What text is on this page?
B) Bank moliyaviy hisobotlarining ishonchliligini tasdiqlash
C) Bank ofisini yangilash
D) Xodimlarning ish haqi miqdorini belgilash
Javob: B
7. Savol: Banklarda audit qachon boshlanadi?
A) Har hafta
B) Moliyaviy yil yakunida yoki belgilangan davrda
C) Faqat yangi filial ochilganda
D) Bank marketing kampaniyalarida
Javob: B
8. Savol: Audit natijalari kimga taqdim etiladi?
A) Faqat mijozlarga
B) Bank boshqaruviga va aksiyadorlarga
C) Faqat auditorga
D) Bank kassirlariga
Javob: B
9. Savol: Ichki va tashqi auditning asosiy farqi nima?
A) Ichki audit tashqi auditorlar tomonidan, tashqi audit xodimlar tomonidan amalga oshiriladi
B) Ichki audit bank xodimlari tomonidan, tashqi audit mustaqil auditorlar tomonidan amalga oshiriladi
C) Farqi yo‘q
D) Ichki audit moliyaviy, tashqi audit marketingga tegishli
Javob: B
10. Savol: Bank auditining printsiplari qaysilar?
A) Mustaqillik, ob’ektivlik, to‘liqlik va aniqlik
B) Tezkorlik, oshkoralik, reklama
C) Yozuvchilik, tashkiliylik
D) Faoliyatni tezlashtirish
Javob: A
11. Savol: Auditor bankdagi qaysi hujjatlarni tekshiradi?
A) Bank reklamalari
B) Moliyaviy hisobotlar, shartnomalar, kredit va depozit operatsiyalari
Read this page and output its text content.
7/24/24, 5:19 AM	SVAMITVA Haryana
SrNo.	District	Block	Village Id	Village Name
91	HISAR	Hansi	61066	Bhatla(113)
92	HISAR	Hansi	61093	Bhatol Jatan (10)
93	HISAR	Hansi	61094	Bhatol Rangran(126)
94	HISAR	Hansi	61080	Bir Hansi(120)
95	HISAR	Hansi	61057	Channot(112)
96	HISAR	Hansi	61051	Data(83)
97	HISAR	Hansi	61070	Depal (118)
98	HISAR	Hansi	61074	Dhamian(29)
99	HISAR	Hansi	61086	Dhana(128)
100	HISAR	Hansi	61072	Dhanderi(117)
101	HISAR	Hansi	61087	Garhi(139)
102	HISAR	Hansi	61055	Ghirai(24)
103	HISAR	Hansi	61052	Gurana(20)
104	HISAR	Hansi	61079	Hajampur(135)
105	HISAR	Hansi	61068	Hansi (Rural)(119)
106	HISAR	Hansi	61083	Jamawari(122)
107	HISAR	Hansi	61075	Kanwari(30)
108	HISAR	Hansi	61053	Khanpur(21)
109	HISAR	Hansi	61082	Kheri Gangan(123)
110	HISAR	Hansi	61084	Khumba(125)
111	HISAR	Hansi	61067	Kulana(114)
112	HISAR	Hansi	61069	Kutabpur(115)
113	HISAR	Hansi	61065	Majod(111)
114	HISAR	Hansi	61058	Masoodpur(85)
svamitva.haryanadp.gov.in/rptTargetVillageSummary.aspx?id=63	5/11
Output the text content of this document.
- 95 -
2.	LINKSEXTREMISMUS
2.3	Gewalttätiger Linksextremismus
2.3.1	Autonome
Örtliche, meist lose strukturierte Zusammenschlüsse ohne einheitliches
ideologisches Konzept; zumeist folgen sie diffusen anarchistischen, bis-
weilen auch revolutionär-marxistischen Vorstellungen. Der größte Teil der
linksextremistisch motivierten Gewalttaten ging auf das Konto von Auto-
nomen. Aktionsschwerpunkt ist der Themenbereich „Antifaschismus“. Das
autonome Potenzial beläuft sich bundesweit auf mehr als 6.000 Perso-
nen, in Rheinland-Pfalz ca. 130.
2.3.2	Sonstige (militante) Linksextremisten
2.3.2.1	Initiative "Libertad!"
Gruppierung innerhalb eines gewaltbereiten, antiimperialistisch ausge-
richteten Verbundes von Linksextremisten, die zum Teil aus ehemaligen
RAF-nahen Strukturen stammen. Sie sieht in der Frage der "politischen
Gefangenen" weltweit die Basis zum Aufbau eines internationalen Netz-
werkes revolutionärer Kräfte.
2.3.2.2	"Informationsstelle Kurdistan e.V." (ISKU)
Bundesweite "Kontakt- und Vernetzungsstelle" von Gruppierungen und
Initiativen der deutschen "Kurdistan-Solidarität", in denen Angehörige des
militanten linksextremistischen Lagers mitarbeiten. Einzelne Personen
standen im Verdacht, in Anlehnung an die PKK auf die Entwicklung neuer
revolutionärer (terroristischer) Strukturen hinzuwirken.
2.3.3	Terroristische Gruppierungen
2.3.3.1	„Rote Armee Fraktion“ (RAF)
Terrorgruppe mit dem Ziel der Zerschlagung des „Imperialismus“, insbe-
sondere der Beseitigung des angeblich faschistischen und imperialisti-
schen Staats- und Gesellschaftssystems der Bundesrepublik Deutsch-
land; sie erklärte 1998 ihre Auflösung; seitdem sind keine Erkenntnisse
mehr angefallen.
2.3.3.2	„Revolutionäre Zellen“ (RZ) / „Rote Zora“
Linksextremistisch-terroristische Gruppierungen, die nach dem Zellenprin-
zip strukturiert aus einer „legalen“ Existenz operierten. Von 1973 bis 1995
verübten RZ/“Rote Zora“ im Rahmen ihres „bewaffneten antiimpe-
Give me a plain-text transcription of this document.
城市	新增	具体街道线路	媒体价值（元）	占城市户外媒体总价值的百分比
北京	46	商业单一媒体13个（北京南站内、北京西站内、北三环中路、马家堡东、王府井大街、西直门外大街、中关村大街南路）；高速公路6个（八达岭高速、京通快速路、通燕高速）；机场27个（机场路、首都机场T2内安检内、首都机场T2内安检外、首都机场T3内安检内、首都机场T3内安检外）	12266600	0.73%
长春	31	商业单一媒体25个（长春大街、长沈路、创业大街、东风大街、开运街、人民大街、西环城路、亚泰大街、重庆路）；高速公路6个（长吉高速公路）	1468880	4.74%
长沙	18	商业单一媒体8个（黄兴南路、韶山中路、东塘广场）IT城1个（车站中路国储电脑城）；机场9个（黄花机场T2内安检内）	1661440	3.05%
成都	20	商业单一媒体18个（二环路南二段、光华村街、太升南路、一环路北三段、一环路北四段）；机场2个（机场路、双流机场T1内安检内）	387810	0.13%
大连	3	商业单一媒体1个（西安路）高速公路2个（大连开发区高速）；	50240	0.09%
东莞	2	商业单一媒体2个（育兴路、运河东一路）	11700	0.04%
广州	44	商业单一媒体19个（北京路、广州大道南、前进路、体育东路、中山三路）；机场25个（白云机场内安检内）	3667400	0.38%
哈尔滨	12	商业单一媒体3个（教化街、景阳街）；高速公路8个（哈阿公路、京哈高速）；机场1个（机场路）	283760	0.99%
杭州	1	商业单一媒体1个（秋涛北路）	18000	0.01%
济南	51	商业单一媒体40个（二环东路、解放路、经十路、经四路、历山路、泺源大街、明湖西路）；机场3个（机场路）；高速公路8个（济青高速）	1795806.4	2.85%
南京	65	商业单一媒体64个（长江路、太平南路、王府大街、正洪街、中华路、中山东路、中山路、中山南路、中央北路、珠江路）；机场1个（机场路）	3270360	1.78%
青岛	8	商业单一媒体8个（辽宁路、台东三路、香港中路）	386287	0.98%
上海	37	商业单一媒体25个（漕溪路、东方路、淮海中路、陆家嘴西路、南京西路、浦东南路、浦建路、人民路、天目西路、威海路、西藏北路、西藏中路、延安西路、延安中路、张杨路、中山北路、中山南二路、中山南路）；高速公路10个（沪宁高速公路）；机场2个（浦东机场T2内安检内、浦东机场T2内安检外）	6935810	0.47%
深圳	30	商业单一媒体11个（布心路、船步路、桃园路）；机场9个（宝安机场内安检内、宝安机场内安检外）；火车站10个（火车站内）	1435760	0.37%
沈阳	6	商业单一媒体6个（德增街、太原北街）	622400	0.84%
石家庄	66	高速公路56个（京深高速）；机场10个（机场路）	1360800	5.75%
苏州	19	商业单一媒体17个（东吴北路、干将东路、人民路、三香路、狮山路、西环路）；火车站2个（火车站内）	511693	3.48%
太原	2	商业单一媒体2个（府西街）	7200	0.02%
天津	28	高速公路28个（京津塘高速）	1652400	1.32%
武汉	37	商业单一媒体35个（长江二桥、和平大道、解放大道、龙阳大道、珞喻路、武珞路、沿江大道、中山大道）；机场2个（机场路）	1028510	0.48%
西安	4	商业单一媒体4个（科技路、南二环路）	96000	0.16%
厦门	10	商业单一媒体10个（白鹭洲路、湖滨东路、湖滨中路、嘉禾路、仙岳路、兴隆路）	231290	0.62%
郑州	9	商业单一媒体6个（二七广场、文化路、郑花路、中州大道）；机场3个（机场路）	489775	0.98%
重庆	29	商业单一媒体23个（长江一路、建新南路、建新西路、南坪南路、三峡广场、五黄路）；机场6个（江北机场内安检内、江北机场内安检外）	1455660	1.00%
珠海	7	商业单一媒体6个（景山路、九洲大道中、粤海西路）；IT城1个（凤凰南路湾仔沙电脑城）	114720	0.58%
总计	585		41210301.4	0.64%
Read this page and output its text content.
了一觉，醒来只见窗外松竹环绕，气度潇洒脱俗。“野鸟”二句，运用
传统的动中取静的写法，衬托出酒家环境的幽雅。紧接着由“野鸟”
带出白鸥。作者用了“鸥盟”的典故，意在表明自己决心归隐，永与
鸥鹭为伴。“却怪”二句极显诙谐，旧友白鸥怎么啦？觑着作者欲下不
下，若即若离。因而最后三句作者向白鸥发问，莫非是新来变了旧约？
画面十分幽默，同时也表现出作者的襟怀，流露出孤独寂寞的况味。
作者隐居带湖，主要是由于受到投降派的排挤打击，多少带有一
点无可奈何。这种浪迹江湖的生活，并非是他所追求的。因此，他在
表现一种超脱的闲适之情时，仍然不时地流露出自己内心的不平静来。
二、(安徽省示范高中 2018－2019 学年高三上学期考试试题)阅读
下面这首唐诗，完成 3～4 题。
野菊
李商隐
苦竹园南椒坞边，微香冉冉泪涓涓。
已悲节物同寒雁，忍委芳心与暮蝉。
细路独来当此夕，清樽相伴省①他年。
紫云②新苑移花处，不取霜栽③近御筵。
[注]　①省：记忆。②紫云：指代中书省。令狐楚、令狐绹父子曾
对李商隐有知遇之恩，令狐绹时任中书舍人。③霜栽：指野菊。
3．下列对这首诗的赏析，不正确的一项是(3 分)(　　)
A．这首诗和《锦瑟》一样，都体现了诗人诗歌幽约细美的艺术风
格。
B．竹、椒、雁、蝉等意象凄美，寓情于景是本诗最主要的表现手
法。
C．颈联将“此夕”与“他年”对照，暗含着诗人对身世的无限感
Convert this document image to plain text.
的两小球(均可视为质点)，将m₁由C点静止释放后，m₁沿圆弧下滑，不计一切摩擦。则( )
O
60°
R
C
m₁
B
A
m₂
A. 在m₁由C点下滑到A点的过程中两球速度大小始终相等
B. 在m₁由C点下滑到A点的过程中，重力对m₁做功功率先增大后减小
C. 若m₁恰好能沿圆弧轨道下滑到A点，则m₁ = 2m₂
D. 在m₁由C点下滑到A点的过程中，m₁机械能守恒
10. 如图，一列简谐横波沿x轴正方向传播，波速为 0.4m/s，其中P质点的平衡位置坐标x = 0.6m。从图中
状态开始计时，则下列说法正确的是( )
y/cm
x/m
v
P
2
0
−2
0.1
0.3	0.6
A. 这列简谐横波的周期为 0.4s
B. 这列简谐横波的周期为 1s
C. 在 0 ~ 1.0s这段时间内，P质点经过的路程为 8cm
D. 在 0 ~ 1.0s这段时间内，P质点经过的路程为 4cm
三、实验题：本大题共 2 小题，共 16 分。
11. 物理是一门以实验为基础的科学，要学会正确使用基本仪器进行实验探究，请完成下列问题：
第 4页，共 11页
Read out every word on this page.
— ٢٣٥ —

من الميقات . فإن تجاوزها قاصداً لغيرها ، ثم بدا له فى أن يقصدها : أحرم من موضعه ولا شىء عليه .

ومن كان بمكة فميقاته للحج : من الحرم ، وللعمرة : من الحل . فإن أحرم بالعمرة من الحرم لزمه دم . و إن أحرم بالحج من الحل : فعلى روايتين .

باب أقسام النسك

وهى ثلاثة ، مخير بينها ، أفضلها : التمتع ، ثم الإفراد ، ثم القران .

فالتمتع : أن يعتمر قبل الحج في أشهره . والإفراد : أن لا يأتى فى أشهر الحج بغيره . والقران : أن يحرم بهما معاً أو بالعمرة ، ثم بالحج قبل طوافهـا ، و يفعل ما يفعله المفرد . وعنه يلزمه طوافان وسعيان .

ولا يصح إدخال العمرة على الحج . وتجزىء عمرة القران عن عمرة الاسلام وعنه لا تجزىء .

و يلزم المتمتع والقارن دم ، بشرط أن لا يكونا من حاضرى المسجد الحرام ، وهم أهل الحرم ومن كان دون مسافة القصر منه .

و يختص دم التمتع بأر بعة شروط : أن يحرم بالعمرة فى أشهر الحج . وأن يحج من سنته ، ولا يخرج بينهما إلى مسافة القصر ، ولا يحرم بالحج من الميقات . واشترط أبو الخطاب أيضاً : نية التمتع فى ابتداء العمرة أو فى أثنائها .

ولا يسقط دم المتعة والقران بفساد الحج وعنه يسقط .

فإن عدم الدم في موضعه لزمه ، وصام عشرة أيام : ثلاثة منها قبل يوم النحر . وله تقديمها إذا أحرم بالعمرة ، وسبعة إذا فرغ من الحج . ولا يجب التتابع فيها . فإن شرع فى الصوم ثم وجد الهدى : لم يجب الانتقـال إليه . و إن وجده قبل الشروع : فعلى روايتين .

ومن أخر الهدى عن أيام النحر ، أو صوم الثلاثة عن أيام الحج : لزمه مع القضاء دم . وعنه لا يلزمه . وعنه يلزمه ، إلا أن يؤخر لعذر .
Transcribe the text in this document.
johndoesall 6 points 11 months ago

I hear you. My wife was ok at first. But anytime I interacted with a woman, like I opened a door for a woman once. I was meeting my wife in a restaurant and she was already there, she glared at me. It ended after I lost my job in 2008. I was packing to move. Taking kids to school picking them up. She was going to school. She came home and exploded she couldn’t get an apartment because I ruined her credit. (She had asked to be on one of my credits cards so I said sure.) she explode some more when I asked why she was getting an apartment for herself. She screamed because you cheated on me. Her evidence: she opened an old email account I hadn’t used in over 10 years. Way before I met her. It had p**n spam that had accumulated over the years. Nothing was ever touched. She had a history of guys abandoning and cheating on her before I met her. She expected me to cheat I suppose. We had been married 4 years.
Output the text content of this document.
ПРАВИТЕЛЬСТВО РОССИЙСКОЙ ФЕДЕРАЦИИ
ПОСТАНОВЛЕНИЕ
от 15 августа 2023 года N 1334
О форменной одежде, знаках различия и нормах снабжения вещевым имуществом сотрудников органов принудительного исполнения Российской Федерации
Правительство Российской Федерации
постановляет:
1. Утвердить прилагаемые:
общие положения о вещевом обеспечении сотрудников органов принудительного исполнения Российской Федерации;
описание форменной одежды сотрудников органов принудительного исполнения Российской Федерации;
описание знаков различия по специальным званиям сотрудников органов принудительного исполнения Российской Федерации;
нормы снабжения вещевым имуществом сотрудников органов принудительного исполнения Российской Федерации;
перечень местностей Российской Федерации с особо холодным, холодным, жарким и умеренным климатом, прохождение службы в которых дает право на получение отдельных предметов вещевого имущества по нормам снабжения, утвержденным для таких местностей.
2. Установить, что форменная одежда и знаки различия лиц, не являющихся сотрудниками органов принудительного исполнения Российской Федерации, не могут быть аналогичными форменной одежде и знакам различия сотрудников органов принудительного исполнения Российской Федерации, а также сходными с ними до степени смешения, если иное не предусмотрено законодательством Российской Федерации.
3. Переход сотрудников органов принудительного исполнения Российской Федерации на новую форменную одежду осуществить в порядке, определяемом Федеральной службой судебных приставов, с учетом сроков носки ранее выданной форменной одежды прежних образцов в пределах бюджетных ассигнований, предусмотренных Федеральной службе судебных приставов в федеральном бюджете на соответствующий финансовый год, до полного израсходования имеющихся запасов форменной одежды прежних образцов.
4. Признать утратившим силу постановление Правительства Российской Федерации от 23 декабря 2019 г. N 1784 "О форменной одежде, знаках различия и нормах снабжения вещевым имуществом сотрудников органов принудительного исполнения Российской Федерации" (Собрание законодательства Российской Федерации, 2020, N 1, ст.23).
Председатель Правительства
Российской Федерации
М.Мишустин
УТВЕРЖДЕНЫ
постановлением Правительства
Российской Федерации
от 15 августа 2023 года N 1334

# # # # # # #

Filter out every line that lacks the word "document", and copy the rest.

**RESPONSE**:
Output the text content of this document.
Give me a plain-text transcription of this document.
Convert this document image to plain text.
Transcribe the text in this document.
Output the text content of this document.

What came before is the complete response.